--- Start ---
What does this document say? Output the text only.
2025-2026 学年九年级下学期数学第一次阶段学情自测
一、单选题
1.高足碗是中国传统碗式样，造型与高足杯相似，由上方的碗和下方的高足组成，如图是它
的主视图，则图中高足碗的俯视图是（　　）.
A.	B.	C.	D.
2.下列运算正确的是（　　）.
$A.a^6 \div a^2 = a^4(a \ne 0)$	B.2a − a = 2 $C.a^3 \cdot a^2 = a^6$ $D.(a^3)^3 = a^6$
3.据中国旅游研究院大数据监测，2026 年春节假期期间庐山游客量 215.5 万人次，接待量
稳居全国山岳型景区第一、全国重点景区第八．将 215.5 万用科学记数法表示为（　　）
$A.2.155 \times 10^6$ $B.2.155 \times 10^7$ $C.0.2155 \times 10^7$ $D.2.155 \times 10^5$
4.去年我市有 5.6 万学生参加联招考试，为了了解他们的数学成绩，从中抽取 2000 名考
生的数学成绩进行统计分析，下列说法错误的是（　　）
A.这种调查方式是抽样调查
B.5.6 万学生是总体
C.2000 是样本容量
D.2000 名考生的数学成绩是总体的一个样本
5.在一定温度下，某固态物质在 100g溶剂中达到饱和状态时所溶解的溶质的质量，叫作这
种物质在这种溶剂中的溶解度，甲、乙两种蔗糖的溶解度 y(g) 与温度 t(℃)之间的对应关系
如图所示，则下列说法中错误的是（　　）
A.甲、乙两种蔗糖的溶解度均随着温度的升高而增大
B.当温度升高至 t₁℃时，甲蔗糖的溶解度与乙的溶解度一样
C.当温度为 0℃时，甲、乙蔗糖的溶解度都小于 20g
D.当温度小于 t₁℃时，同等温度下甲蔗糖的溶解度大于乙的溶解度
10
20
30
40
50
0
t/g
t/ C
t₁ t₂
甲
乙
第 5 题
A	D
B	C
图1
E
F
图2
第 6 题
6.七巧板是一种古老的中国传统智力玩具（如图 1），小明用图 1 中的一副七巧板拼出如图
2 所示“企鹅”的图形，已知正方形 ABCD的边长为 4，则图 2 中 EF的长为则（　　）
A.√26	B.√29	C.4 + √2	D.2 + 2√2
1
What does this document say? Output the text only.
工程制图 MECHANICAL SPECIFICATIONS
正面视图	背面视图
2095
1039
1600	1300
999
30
--- End ---
● **AIM**
Set every line of the listing down word for word.

● **SOLUTION FOR THIS EXERCISE**
What does this document say? Output the text only.
2025-2026 学年九年级下学期数学第一次阶段学情自测
一、单选题
1.高足碗是中国传统碗式样，造型与高足杯相似，由上方的碗和下方的高足组成，如图是它
的主视图，则图中高足碗的俯视图是（　　）.
A.	B.	C.	D.
2.下列运算正确的是（　　）.
$A.a^6 \div a^2 = a^4(a \ne 0)$	B.2a − a = 2 $C.a^3 \cdot a^2 = a^6$ $D.(a^3)^3 = a^6$
3.据中国旅游研究院大数据监测，2026 年春节假期期间庐山游客量 215.5 万人次，接待量
稳居全国山岳型景区第一、全国重点景区第八．将 215.5 万用科学记数法表示为（　　）
$A.2.155 \times 10^6$ $B.2.155 \times 10^7$ $C.0.2155 \times 10^7$ $D.2.155 \times 10^5$
4.去年我市有 5.6 万学生参加联招考试，为了了解他们的数学成绩，从中抽取 2000 名考
生的数学成绩进行统计分析，下列说法错误的是（　　）
A.这种调查方式是抽样调查
B.5.6 万学生是总体
C.2000 是样本容量
D.2000 名考生的数学成绩是总体的一个样本
5.在一定温度下，某固态物质在 100g溶剂中达到饱和状态时所溶解的溶质的质量，叫作这
种物质在这种溶剂中的溶解度，甲、乙两种蔗糖的溶解度 y(g) 与温度 t(℃)之间的对应关系
如图所示，则下列说法中错误的是（　　）
A.甲、乙两种蔗糖的溶解度均随着温度的升高而增大
B.当温度升高至 t₁℃时，甲蔗糖的溶解度与乙的溶解度一样
C.当温度为 0℃时，甲、乙蔗糖的溶解度都小于 20g
D.当温度小于 t₁℃时，同等温度下甲蔗糖的溶解度大于乙的溶解度
10
20
30
40
50
0
t/g
t/ C
t₁ t₂
甲
乙
第 5 题
A	D
B	C
图1
E
F
图2
第 6 题
6.七巧板是一种古老的中国传统智力玩具（如图 1），小明用图 1 中的一副七巧板拼出如图
2 所示“企鹅”的图形，已知正方形 ABCD的边长为 4，则图 2 中 EF的长为则（　　）
A.√26	B.√29	C.4 + √2	D.2 + 2√2
1
What does this document say? Output the text only.
工程制图 MECHANICAL SPECIFICATIONS
正面视图	背面视图
2095
1039
1600	1300
999
30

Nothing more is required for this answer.